Output the material below unchanged, apart from leaving out the pictures.
[START Data for this exercise]
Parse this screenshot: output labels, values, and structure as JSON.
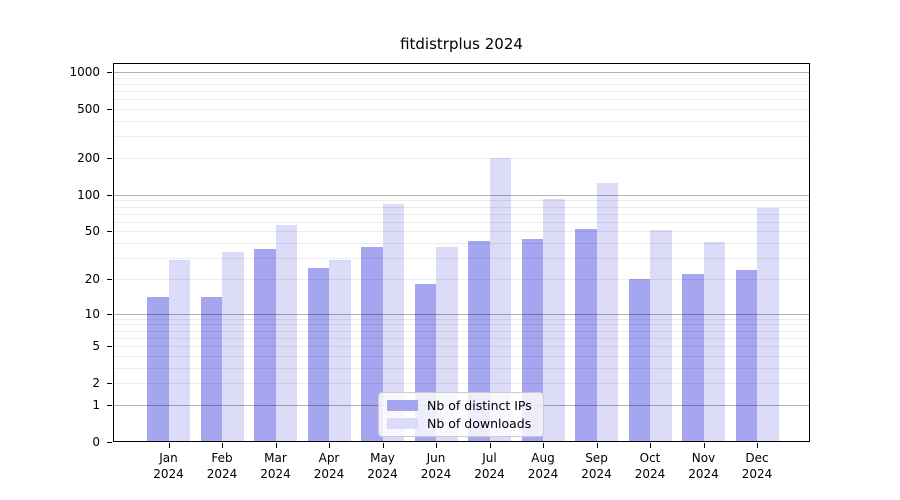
{
  "title": "fitdistrplus 2024",
  "chart_data": {
    "type": "bar",
    "title": "fitdistrplus 2024",
    "y_scale": "log1p",
    "grid": "on",
    "legend_position": "lower-center-inside",
    "categories": [
      "Jan",
      "Feb",
      "Mar",
      "Apr",
      "May",
      "Jun",
      "Jul",
      "Aug",
      "Sep",
      "Oct",
      "Nov",
      "Dec"
    ],
    "category_year": "2024",
    "series": [
      {
        "name": "Nb of distinct IPs",
        "color": "#a6a6f0",
        "values": [
          14,
          14,
          36,
          25,
          37,
          18,
          42,
          43,
          52,
          20,
          22,
          24
        ]
      },
      {
        "name": "Nb of downloads",
        "color": "#dcdcf8",
        "values": [
          29,
          34,
          57,
          29,
          84,
          37,
          200,
          93,
          125,
          51,
          41,
          78
        ]
      }
    ],
    "y_ticks": [
      1000,
      500,
      200,
      100,
      50,
      20,
      10,
      5,
      2,
      1,
      0
    ],
    "ylim": [
      0,
      1183
    ],
    "xlabel": "",
    "ylabel": ""
  },
  "colors": {
    "bar_distinct_ips": "#a6a6f0",
    "bar_downloads": "#dcdcf8",
    "grid_major": "rgba(0,0,0,0.30)",
    "grid_minor": "rgba(0,0,0,0.075)",
    "axis": "#000000",
    "legend_border": "#cccccc",
    "background": "#ffffff"
  }
}
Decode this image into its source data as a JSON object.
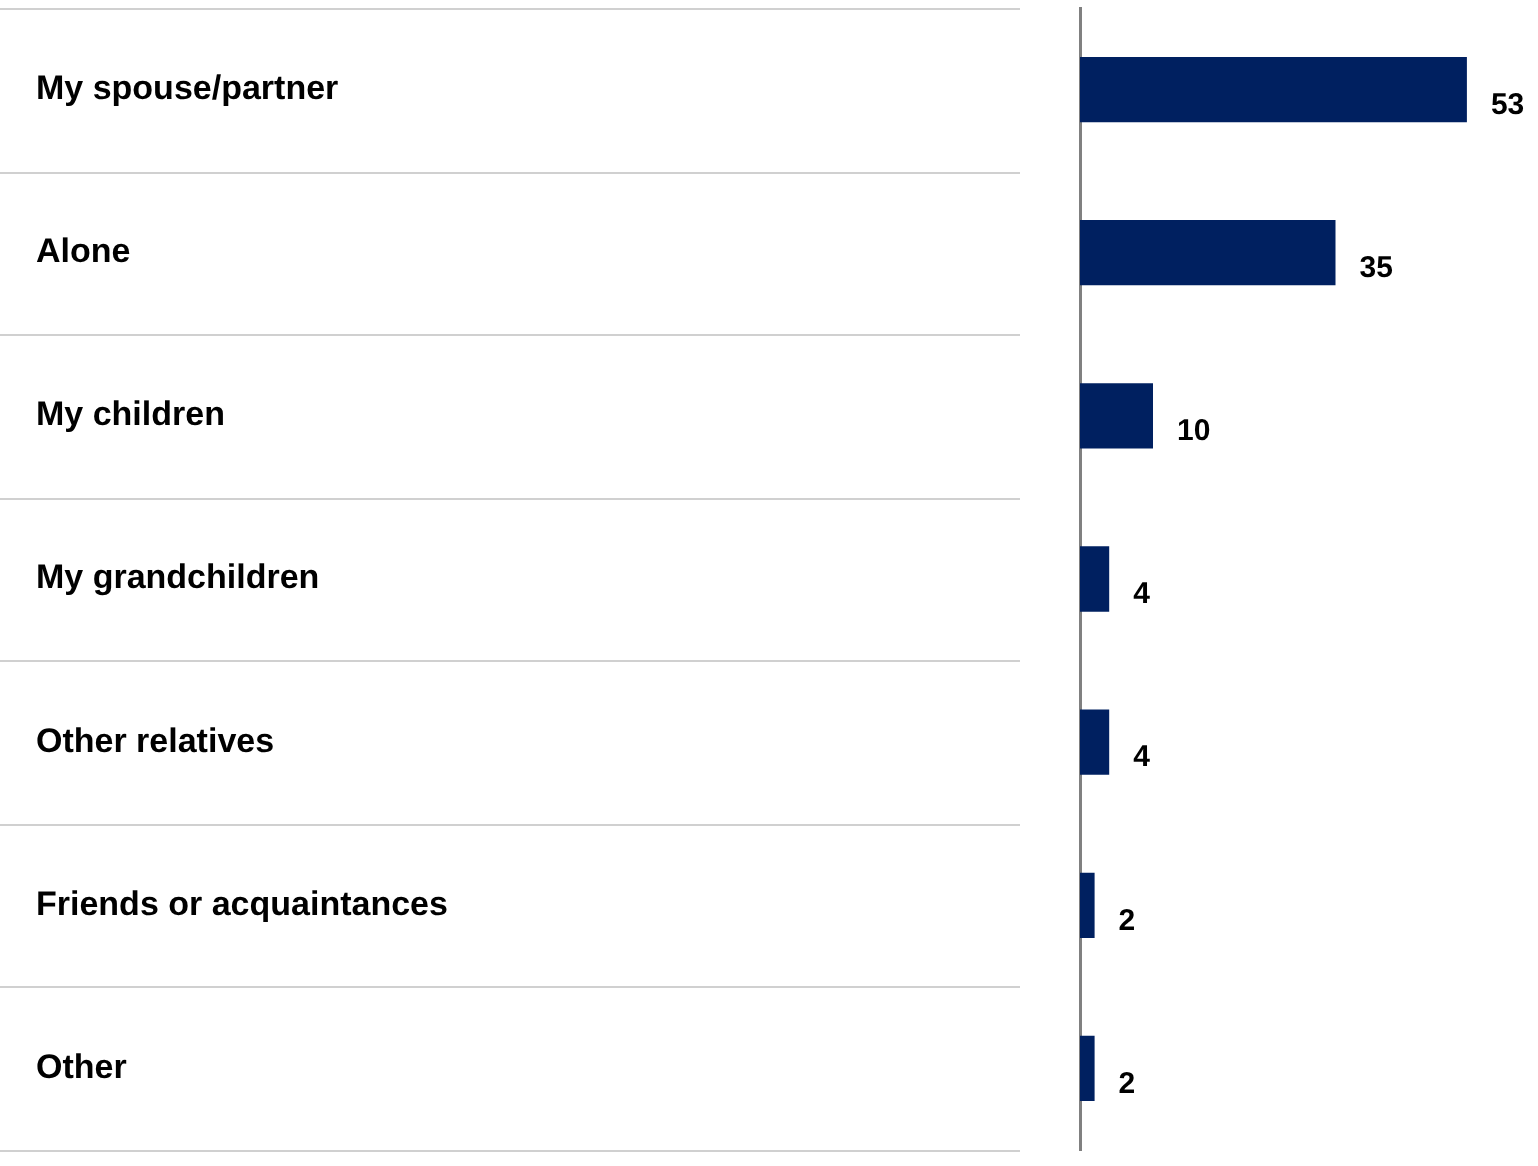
{
  "chart_data": {
    "type": "bar",
    "orientation": "horizontal",
    "categories": [
      "My spouse/partner",
      "Alone",
      "My children",
      "My grandchildren",
      "Other relatives",
      "Friends or acquaintances",
      "Other"
    ],
    "values": [
      53,
      35,
      10,
      4,
      4,
      2,
      2
    ],
    "color": "#002060",
    "data_labels": true,
    "legend": false
  }
}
[END Data for this exercise]
_Written response_
Parse this screenshot: output labels, values, and structure as JSON.
{
  "title": "fitdistrplus 2024",
  "chart_data": {
    "type": "bar",
    "title": "fitdistrplus 2024",
    "y_scale": "log1p",
    "grid": "on",
    "legend_position": "lower-center-inside",
    "categories": [
      "Jan",
      "Feb",
      "Mar",
      "Apr",
      "May",
      "Jun",
      "Jul",
      "Aug",
      "Sep",
      "Oct",
      "Nov",
      "Dec"
    ],
    "category_year": "2024",
    "series": [
      {
        "name": "Nb of distinct IPs",
        "color": "#a6a6f0",
        "values": [
          14,
          14,
          36,
          25,
          37,
          18,
          42,
          43,
          52,
          20,
          22,
          24
        ]
      },
      {
        "name": "Nb of downloads",
        "color": "#dcdcf8",
        "values": [
          29,
          34,
          57,
          29,
          84,
          37,
          200,
          93,
          125,
          51,
          41,
          78
        ]
      }
    ],
    "y_ticks": [
      1000,
      500,
      200,
      100,
      50,
      20,
      10,
      5,
      2,
      1,
      0
    ],
    "ylim": [
      0,
      1183
    ],
    "xlabel": "",
    "ylabel": ""
  },
  "colors": {
    "bar_distinct_ips": "#a6a6f0",
    "bar_downloads": "#dcdcf8",
    "grid_major": "rgba(0,0,0,0.30)",
    "grid_minor": "rgba(0,0,0,0.075)",
    "axis": "#000000",
    "legend_border": "#cccccc",
    "background": "#ffffff"
  }
}
Decode this image into its source data as a JSON object.
{
  "chart_data": {
    "type": "bar",
    "orientation": "horizontal",
    "categories": [
      "My spouse/partner",
      "Alone",
      "My children",
      "My grandchildren",
      "Other relatives",
      "Friends or acquaintances",
      "Other"
    ],
    "values": [
      53,
      35,
      10,
      4,
      4,
      2,
      2
    ],
    "color": "#002060",
    "data_labels": true,
    "legend": false
  }
}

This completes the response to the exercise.